(DIRECTIVE) Collect from the data below each line with "stem".

* * * * *

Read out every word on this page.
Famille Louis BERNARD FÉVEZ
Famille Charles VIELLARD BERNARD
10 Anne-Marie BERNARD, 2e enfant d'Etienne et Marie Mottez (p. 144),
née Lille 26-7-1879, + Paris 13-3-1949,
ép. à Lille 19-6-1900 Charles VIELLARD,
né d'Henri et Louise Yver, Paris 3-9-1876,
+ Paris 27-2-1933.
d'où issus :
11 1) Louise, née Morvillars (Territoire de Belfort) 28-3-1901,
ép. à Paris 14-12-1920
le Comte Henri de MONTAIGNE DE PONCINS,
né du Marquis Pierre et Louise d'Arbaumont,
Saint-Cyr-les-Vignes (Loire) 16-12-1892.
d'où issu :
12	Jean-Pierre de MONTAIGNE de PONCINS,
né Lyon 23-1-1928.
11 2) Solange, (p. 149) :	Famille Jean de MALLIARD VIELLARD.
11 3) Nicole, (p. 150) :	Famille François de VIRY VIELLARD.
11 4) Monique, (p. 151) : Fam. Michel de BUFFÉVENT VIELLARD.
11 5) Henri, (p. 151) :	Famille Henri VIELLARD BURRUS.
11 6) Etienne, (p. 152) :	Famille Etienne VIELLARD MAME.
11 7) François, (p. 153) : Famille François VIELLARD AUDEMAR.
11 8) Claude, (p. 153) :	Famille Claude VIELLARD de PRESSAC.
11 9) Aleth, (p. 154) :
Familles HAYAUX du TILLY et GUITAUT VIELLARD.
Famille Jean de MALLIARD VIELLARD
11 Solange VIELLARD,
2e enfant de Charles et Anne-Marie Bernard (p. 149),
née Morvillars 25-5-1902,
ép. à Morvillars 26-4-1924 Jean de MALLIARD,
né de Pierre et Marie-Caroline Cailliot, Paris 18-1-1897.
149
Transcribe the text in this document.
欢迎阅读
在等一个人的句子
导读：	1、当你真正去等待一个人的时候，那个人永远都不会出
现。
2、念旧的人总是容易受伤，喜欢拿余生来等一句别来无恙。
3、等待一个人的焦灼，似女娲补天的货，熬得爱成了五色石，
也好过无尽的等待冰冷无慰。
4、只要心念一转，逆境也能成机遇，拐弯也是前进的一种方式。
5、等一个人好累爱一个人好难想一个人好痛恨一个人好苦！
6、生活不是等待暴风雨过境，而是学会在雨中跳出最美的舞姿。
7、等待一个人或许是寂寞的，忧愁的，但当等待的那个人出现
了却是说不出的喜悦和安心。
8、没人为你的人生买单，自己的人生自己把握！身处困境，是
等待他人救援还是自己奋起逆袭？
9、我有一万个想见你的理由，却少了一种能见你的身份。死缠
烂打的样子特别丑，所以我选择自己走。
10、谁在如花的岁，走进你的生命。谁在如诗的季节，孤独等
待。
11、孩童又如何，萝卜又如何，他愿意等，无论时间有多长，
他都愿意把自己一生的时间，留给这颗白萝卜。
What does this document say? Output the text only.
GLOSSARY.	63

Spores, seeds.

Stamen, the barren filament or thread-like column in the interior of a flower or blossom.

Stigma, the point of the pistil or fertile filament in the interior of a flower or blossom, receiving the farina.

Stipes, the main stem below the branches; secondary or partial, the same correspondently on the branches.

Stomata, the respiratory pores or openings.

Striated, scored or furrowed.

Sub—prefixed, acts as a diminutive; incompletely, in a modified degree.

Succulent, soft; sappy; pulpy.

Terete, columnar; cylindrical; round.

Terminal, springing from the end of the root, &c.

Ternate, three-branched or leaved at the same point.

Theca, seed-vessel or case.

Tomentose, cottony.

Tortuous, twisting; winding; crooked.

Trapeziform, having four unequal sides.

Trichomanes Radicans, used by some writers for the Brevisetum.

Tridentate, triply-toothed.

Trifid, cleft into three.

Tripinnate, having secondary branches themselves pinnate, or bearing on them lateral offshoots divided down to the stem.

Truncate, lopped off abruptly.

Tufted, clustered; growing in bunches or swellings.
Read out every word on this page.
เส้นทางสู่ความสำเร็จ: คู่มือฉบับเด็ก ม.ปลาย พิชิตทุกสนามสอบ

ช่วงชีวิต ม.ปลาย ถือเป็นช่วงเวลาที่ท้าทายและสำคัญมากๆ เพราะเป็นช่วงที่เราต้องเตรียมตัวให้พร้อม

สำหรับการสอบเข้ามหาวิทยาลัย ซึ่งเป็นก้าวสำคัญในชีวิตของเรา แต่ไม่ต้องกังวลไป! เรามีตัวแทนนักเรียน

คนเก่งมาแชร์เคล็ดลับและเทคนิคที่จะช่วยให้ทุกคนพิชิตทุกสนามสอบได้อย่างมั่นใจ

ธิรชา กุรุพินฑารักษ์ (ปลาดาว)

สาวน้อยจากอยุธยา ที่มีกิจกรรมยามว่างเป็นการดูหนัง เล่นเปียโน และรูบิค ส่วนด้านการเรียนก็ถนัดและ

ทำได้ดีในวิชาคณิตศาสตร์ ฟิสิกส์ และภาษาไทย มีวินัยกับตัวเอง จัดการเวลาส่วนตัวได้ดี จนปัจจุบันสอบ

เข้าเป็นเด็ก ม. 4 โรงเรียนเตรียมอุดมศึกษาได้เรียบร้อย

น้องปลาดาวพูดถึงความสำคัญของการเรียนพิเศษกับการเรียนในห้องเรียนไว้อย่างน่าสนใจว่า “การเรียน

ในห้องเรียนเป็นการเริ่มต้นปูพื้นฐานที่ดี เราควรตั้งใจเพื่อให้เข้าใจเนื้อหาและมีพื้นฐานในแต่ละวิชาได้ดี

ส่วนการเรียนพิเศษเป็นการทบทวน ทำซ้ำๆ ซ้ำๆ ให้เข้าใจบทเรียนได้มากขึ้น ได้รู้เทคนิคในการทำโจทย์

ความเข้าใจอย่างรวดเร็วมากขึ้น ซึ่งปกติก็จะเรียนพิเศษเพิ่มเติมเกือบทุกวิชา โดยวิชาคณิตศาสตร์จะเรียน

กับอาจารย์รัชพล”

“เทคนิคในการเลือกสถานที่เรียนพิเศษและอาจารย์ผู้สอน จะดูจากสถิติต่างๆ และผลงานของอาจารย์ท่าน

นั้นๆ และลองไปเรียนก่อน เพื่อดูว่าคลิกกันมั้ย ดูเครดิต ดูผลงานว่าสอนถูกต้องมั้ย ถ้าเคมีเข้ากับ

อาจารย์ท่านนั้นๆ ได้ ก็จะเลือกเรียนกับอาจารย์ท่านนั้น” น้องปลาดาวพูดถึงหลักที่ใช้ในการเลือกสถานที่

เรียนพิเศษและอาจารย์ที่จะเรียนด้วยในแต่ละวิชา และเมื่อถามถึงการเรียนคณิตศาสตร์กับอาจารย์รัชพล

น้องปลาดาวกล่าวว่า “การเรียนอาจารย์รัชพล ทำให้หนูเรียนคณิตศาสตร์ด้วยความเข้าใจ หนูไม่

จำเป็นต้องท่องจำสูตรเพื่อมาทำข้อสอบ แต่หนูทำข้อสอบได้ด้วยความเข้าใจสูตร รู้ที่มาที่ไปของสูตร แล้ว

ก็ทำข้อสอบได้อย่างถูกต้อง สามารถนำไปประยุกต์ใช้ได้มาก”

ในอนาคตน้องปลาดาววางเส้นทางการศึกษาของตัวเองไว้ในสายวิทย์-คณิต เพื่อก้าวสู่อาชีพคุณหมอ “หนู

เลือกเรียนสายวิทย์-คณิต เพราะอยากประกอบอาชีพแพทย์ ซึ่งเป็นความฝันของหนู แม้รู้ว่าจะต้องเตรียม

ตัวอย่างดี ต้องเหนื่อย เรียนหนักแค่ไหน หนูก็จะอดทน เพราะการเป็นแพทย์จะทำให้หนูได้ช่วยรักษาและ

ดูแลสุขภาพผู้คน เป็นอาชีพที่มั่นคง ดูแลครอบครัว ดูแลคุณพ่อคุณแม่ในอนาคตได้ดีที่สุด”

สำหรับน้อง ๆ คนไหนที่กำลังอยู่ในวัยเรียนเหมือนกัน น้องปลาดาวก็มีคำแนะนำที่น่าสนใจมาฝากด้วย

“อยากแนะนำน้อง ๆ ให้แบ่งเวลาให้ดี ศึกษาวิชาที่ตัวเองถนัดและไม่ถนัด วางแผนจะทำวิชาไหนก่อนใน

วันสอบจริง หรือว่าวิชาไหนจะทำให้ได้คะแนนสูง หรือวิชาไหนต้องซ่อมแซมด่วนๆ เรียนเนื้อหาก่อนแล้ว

* * * * *

(ANSWER TO THIS TASK)
Stipes, the main stem below the branches; secondary or partial, the same correspondently on the branches.
Tripinnate, having secondary branches themselves pinnate, or bearing on them lateral offshoots divided down to the stem.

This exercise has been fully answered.